[Raw records]
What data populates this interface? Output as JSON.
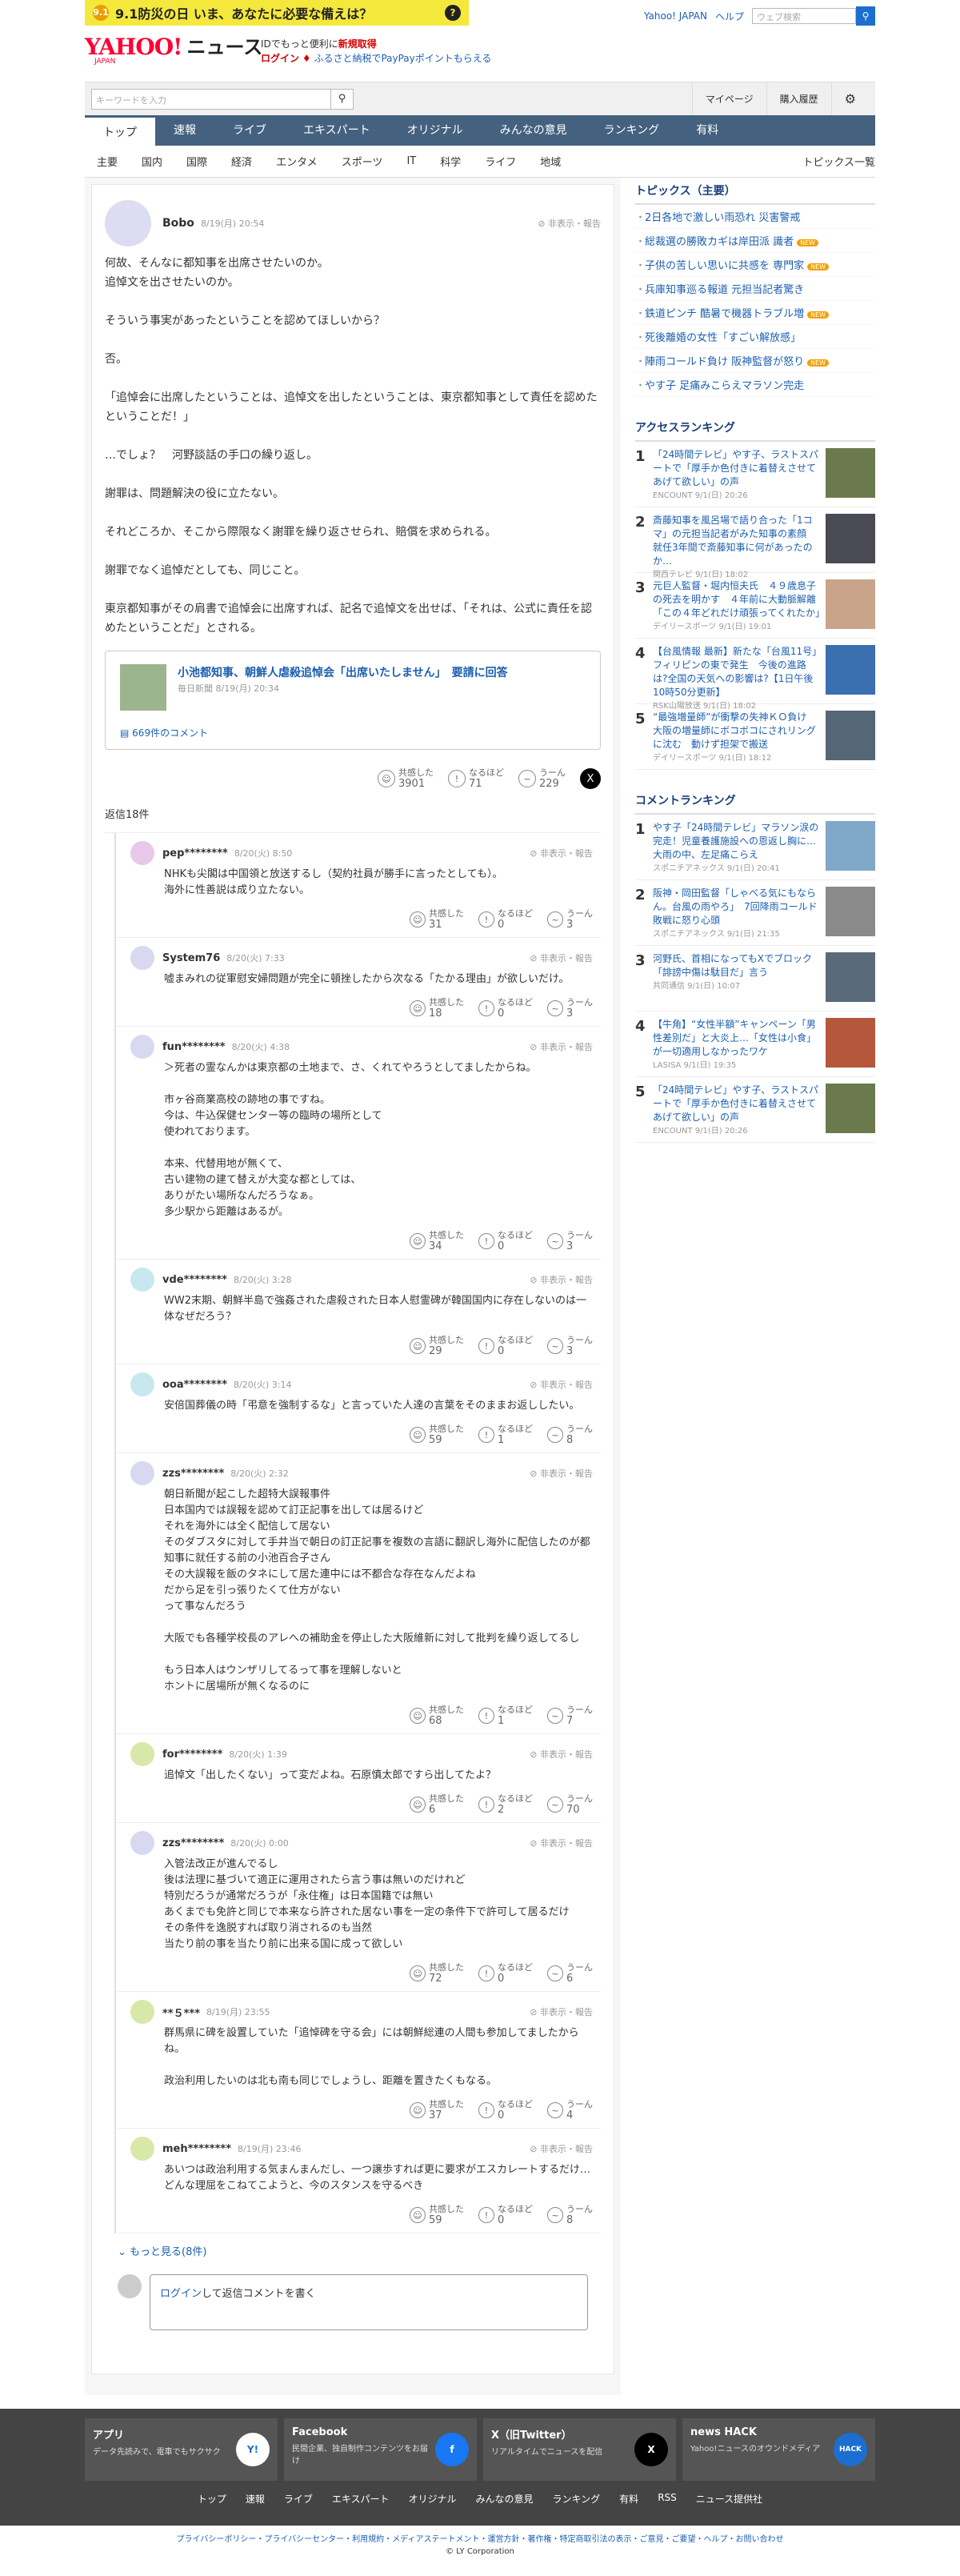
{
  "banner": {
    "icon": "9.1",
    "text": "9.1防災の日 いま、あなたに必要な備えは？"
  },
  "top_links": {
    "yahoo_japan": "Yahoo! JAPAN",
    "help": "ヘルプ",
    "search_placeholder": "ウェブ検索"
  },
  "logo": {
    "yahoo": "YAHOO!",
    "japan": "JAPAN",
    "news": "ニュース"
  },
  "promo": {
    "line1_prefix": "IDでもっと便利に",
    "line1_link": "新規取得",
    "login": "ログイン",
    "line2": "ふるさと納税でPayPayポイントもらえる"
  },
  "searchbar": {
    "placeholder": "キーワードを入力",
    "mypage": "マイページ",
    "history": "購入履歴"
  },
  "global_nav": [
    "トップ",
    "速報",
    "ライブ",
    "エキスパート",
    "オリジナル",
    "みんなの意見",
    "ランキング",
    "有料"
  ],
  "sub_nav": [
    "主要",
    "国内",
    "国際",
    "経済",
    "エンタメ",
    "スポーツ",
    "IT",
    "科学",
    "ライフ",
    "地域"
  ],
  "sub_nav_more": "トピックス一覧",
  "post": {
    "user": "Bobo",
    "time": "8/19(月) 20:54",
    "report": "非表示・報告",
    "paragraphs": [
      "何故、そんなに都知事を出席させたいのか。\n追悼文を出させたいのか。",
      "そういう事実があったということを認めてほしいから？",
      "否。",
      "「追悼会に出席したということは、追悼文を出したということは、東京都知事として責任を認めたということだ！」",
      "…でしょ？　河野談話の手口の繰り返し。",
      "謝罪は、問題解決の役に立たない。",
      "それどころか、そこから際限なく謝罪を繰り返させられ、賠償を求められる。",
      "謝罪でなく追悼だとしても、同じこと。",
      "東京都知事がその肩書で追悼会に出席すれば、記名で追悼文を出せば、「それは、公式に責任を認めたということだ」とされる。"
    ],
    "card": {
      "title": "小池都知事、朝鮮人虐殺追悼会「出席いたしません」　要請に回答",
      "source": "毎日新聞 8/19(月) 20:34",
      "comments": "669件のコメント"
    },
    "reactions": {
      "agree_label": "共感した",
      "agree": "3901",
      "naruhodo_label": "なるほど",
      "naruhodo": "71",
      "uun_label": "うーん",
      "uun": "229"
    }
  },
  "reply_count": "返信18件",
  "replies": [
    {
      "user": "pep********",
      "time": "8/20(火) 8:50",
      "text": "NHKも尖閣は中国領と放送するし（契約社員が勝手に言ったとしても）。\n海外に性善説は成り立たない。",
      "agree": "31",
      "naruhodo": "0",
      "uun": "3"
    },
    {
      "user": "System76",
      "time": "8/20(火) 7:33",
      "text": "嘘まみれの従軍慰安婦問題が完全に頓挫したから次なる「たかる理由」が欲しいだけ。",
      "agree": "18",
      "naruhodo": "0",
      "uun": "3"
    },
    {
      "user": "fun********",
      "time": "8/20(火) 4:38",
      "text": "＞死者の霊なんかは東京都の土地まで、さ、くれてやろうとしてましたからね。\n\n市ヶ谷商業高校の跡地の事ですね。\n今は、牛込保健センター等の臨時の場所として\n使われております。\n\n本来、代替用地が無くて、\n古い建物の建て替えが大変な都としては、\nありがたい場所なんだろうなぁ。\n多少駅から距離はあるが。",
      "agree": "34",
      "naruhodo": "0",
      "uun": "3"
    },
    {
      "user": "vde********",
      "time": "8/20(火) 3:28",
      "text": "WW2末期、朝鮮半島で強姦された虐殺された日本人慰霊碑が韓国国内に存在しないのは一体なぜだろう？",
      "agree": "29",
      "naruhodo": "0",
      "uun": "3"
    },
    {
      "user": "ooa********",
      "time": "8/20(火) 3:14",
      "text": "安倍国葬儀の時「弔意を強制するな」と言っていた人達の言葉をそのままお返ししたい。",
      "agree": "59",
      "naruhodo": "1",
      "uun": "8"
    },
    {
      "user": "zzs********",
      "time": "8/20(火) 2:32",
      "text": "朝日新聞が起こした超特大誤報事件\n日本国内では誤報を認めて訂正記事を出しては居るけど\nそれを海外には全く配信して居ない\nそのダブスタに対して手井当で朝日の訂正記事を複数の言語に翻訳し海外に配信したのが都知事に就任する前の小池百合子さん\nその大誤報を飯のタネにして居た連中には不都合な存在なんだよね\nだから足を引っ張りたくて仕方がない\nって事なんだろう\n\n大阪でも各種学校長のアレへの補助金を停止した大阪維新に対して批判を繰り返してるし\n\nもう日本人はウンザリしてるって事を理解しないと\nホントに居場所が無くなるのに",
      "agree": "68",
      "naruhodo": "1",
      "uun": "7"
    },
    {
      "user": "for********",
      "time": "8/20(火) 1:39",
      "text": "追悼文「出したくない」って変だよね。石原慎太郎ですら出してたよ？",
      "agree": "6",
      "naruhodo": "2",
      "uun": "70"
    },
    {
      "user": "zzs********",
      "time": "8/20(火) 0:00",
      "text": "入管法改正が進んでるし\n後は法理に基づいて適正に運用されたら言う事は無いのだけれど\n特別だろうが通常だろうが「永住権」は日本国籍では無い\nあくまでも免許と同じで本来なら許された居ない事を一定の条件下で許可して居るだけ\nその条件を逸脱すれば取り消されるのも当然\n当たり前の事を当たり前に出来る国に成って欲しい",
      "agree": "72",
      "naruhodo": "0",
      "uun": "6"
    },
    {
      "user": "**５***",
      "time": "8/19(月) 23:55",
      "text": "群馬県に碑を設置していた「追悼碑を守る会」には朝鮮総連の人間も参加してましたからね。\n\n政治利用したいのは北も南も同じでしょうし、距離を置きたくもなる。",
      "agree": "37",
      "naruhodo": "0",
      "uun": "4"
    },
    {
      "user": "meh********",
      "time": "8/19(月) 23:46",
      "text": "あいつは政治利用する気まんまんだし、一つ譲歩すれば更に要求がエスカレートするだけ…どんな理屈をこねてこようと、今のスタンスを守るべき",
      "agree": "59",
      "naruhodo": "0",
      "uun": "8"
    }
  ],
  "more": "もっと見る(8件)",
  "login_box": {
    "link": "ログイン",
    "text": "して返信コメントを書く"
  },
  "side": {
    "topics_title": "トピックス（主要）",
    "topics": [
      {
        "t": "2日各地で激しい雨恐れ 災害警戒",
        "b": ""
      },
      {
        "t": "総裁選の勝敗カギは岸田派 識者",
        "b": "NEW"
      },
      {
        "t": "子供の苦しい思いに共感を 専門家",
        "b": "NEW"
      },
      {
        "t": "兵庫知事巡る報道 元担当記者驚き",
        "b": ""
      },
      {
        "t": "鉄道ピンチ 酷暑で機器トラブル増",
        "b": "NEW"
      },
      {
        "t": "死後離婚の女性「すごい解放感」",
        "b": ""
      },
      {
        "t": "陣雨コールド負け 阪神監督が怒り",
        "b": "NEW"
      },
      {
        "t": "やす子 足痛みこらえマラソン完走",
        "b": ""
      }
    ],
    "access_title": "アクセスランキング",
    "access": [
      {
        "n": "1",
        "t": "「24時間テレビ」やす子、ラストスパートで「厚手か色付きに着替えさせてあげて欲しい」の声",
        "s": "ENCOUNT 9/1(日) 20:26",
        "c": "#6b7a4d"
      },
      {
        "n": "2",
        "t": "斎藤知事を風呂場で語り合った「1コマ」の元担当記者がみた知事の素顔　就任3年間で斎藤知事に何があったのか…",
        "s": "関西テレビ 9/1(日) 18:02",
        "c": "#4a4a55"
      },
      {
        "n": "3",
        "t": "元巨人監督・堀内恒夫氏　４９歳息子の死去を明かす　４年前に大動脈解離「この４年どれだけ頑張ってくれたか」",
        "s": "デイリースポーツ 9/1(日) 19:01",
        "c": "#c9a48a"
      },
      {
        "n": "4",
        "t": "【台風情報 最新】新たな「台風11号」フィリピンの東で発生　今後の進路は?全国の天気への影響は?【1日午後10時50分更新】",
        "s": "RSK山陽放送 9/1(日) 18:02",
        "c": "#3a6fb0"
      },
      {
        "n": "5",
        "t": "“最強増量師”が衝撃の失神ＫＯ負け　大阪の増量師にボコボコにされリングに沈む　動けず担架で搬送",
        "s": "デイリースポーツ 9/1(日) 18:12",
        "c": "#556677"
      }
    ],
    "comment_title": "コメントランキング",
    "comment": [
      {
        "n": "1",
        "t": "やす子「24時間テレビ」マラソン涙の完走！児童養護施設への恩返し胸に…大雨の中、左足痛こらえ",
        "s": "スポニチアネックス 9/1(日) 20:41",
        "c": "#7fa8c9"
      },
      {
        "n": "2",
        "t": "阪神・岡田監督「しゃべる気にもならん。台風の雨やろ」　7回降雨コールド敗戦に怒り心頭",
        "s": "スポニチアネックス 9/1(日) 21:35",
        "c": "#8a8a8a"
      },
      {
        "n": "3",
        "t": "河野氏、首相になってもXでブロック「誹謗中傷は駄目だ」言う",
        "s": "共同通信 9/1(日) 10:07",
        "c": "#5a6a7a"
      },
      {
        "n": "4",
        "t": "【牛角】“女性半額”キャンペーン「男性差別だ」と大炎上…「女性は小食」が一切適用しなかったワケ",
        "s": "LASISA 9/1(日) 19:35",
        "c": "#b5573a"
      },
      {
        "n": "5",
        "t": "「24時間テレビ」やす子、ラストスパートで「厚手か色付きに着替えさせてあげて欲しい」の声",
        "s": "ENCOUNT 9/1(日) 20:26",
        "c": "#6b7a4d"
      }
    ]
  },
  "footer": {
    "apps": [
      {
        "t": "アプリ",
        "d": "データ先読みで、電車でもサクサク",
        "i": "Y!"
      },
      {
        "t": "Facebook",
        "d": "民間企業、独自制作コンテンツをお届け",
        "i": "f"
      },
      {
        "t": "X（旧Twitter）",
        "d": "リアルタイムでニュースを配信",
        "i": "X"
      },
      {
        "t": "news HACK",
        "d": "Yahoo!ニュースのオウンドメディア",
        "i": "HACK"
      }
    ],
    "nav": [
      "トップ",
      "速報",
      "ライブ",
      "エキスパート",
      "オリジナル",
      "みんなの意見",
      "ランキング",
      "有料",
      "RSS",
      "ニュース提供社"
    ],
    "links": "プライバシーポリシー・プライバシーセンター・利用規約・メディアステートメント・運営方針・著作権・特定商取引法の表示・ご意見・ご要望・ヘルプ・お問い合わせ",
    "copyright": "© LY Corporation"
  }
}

* * *

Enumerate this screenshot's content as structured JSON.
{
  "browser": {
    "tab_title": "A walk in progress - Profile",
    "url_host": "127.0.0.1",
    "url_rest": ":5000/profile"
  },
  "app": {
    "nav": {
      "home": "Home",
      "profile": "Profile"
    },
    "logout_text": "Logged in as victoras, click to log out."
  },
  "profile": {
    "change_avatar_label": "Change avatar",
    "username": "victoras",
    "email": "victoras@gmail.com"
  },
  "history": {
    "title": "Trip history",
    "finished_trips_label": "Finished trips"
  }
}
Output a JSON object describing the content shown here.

...

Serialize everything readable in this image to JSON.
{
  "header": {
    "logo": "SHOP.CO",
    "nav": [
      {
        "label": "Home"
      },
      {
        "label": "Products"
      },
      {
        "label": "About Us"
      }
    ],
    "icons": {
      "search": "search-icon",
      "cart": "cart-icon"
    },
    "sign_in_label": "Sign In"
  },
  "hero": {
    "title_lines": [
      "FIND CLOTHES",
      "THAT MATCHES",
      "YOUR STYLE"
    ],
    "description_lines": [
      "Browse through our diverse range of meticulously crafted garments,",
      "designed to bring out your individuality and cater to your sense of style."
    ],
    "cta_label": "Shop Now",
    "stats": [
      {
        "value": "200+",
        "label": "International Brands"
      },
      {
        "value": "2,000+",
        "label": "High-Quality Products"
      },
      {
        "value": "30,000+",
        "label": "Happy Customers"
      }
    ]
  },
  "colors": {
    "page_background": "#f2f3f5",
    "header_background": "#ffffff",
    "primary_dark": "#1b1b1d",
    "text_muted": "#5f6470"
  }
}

Objective
Only the lines from the one containing "Enumerate this screenshot's" through the one containing "Output a JSON" are to be extracted, exactly as they appear, with both ends included.

The output
Enumerate this screenshot's content as structured JSON.
{
  "browser": {
    "tab_title": "A walk in progress - Profile",
    "url_host": "127.0.0.1",
    "url_rest": ":5000/profile"
  },
  "app": {
    "nav": {
      "home": "Home",
      "profile": "Profile"
    },
    "logout_text": "Logged in as victoras, click to log out."
  },
  "profile": {
    "change_avatar_label": "Change avatar",
    "username": "victoras",
    "email": "victoras@gmail.com"
  },
  "history": {
    "title": "Trip history",
    "finished_trips_label": "Finished trips"
  }
}
Output a JSON object describing the content shown here.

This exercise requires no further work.